Understated corporate comment of the month. “You have successfully reset your password. eBay is not requesting that you take any further action at this time. If you would like to call us, please know our colleagues are especially busy right now assisting other customers and we apologize in advance for making you wait.”

While I know as a Giants fans that the Dodgers could go on a tear any minute, Don Mattingly just said that L.A. “hasn’t felt like a true team at this point.” Gosh, wonder what the rea$on$ for that could be?

Hillary Clinton in March criticized Vladimir Putin “a tough guy with a thin skin.” Putin’s reply in an interview aired yesterday: “It’s better not to argue with a woman. But Ms. Clinton has never been too graceful in her statements.” Well, at least he proved the second part of her statement.

Sarah Palin is bashing Obama for releasing prisoners to free a soldier with “Anti-American views.” So I guess in future our armed forces members should fill out a political questionnaire before going to war so we can decide if they are worth saving?
----
◆ Exercise instructions ◆
Transcribe the commentary word for word, starting with "While I know" and going on through "that could be?". Draw solely on the commentary itself.

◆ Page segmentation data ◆
----
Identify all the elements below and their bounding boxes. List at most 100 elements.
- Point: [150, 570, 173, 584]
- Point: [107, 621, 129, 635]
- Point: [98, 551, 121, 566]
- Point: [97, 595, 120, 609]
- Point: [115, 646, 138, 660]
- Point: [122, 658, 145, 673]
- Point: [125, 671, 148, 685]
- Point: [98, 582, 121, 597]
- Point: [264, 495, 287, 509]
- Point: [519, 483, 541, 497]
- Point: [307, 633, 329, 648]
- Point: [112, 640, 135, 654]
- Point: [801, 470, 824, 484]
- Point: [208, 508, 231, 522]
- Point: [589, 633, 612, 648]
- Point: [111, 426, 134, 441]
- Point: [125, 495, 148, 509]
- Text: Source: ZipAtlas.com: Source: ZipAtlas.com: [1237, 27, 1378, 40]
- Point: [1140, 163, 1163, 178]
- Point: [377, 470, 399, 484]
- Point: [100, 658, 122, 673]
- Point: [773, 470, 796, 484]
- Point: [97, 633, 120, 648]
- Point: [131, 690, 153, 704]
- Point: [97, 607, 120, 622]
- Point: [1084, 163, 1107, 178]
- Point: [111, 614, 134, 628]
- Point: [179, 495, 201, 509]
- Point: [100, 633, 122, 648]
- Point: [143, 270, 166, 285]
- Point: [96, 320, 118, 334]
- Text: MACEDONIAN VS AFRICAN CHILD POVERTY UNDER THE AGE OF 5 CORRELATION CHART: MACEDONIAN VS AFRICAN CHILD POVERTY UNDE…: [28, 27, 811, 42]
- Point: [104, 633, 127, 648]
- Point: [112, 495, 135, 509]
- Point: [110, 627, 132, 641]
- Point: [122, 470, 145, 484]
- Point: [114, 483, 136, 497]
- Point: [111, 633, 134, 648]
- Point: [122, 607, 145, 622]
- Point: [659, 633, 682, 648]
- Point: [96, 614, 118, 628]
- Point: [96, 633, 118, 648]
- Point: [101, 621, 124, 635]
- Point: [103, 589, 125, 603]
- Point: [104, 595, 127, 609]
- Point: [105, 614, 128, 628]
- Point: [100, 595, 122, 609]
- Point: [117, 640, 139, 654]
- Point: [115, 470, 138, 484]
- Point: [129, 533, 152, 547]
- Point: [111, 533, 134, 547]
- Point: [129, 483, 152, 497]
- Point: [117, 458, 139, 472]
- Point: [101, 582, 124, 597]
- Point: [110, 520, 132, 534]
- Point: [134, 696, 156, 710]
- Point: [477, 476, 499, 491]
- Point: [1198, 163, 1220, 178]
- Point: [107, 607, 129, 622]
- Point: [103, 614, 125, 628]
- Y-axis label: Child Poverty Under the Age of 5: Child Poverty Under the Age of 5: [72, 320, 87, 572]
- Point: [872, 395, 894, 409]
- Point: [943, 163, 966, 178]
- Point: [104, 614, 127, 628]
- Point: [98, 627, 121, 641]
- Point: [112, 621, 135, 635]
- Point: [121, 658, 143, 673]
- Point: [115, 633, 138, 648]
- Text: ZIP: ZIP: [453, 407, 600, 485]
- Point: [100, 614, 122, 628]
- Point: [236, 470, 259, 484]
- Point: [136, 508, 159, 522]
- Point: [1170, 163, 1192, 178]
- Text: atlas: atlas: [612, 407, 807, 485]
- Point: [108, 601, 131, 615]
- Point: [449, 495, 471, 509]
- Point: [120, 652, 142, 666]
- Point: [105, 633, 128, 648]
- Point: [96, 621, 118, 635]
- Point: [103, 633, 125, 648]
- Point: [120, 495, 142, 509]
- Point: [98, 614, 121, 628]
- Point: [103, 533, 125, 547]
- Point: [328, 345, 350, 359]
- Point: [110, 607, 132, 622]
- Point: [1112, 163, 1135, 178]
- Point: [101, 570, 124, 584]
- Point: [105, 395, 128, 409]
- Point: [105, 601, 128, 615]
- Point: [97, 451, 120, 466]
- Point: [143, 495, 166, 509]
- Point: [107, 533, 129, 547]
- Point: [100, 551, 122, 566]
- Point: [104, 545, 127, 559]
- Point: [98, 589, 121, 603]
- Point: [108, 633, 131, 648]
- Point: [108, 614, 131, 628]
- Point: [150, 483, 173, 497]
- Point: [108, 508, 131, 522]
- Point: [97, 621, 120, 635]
----
◆ Result for this exercise ◆
While I know as a Giants fans that the Dodgers could go on a tear any minute, Don Mattingly just said that L.A. “hasn’t felt like a true team at this point.” Gosh, wonder what the rea$on$ for that could be?